→ **To do**
Please pull out every line that includes the string "Config".

→ **Data for processing**
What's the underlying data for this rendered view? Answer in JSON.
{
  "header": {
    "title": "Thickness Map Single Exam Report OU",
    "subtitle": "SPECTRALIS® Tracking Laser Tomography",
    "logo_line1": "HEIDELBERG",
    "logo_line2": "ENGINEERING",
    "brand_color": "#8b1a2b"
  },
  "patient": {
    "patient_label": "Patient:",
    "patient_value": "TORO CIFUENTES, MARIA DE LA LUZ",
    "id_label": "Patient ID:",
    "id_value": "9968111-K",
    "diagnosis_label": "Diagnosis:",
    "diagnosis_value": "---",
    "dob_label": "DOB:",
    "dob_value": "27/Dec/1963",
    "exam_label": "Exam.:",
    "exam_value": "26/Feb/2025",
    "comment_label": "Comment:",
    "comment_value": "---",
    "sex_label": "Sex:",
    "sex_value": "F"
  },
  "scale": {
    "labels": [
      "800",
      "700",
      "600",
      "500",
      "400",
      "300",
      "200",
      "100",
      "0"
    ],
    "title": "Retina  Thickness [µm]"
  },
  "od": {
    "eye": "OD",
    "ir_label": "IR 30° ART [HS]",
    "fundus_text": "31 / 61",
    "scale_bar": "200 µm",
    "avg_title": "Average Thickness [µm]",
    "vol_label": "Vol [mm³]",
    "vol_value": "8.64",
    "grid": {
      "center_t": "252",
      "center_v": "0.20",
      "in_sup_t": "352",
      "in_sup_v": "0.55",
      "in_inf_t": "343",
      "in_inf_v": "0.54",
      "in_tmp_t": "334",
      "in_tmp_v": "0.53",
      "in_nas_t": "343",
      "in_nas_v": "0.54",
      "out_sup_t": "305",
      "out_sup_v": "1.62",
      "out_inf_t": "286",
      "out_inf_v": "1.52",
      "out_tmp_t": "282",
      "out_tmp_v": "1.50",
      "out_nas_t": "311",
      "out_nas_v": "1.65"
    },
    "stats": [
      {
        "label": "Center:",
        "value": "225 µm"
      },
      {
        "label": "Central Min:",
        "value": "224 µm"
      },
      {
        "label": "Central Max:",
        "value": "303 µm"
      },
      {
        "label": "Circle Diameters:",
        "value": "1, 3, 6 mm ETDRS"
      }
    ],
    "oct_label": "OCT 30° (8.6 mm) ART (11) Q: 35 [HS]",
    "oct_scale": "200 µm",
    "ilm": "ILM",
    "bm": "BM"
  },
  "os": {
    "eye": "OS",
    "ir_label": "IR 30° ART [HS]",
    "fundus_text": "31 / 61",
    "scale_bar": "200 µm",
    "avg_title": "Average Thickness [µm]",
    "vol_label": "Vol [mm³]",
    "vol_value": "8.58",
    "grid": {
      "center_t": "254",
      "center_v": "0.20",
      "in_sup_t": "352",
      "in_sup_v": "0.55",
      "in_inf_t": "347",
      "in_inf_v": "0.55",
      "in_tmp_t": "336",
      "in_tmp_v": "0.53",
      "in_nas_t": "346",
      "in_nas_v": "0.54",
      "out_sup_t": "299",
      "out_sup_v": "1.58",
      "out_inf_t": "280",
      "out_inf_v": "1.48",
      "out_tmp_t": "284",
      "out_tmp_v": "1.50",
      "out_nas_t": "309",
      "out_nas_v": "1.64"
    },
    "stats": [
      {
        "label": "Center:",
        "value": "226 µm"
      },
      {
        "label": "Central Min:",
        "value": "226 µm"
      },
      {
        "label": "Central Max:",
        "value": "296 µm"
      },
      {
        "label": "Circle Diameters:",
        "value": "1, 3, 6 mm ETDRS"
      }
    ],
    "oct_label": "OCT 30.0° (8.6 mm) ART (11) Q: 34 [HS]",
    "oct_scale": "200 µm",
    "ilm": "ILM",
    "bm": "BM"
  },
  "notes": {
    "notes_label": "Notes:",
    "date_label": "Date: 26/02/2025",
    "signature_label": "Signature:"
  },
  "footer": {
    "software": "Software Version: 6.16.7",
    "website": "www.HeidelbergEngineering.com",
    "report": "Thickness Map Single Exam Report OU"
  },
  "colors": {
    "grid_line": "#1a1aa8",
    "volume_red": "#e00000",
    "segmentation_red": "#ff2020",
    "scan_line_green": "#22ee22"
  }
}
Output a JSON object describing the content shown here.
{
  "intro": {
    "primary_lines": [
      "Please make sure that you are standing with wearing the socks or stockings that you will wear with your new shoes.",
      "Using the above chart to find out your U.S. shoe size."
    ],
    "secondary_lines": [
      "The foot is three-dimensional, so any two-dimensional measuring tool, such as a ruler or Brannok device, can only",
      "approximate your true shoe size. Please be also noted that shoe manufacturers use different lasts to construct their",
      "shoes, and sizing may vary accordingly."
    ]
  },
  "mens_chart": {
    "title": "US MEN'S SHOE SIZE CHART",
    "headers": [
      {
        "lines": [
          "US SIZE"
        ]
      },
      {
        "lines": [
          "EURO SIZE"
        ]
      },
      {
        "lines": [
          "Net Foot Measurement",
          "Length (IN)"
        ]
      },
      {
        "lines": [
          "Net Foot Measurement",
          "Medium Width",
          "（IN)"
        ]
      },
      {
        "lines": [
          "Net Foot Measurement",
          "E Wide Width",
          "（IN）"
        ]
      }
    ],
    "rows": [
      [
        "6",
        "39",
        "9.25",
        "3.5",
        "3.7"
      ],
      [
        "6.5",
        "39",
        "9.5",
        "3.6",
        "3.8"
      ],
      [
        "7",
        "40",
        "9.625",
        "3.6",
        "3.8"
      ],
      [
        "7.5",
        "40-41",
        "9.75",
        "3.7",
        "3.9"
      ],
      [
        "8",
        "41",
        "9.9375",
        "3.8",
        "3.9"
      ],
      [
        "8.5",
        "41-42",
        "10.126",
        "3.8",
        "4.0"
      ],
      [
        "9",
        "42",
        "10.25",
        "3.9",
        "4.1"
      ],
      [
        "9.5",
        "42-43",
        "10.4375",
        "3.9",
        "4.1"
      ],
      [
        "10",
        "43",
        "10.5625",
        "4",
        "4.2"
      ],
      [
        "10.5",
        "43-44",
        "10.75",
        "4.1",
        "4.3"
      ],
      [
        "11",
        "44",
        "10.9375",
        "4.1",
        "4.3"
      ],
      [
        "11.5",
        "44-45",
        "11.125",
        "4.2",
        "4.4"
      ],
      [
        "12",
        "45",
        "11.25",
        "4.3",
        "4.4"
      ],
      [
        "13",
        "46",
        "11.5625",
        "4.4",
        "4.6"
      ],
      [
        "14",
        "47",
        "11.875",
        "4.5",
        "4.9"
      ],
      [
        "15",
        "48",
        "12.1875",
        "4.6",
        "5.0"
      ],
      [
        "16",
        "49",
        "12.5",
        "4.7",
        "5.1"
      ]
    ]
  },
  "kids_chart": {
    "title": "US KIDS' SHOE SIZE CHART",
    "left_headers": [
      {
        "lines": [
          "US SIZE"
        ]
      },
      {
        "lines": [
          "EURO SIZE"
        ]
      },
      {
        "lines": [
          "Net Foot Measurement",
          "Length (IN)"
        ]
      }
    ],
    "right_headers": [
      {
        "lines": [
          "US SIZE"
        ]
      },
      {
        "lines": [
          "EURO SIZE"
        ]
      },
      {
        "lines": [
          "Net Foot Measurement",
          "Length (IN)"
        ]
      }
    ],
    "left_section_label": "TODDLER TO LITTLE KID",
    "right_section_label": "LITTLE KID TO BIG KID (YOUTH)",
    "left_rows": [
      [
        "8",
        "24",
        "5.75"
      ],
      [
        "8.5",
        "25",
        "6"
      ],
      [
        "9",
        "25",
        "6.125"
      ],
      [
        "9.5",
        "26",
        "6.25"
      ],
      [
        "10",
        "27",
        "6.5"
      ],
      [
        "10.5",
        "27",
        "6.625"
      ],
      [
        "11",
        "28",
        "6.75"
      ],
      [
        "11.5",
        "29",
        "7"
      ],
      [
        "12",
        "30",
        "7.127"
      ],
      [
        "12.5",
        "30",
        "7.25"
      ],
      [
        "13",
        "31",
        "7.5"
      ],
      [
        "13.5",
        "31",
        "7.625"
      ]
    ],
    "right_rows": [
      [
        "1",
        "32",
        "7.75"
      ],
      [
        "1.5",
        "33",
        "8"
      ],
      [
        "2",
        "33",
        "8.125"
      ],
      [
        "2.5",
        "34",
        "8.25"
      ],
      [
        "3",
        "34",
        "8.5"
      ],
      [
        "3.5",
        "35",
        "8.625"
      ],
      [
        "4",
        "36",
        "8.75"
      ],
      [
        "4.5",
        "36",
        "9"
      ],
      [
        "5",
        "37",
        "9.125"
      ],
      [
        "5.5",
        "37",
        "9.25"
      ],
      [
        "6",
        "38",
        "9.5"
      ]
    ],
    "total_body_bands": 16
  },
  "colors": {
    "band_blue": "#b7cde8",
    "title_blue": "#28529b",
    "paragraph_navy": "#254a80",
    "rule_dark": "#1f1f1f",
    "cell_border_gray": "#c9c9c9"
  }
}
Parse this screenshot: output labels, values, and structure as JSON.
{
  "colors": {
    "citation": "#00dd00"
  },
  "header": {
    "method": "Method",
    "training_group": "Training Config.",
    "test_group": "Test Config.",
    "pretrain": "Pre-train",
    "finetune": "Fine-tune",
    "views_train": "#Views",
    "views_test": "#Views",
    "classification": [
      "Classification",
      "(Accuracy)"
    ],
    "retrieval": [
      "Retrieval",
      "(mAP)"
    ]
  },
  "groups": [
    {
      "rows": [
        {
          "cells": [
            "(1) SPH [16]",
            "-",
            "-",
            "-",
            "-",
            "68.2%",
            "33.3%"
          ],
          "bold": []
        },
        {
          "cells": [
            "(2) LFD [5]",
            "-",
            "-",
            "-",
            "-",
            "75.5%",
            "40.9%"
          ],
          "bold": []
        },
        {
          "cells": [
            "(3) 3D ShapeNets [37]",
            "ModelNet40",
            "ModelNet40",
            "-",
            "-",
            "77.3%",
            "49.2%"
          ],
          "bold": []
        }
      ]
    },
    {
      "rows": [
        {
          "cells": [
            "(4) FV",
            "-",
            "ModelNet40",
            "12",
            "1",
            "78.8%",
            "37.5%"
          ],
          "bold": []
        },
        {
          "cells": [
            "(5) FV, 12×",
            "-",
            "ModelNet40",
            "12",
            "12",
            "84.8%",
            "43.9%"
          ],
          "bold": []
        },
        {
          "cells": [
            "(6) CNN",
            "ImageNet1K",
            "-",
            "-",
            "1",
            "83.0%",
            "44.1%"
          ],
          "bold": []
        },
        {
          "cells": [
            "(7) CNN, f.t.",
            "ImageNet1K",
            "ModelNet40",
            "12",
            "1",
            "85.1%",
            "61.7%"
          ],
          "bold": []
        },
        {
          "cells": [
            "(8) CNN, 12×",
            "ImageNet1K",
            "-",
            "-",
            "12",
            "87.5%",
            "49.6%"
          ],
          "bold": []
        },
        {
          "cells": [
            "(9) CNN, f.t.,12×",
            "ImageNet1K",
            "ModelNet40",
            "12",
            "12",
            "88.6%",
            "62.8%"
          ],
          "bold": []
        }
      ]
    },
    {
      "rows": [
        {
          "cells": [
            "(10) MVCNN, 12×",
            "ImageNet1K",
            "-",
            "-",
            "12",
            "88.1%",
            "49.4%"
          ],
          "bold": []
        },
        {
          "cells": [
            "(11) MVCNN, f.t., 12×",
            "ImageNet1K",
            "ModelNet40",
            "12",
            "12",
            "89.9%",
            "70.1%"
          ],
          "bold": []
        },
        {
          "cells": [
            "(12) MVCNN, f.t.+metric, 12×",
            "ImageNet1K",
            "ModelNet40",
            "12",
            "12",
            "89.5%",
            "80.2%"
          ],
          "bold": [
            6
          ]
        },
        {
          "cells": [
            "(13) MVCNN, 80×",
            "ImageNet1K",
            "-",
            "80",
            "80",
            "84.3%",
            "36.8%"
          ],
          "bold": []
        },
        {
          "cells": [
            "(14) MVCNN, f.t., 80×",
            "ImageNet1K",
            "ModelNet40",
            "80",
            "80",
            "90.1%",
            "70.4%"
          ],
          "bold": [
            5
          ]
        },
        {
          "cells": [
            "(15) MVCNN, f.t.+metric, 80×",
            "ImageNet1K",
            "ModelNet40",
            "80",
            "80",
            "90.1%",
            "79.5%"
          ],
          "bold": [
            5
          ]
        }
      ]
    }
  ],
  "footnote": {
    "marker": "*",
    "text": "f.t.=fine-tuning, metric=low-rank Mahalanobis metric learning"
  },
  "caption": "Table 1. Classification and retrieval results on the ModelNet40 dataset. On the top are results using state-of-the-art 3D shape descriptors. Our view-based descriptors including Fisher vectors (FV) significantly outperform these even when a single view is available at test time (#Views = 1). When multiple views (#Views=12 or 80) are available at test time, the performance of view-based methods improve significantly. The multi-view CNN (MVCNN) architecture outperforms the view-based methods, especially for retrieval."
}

→ **Solution**
    "training_group": "Training Config.",
    "test_group": "Test Config.",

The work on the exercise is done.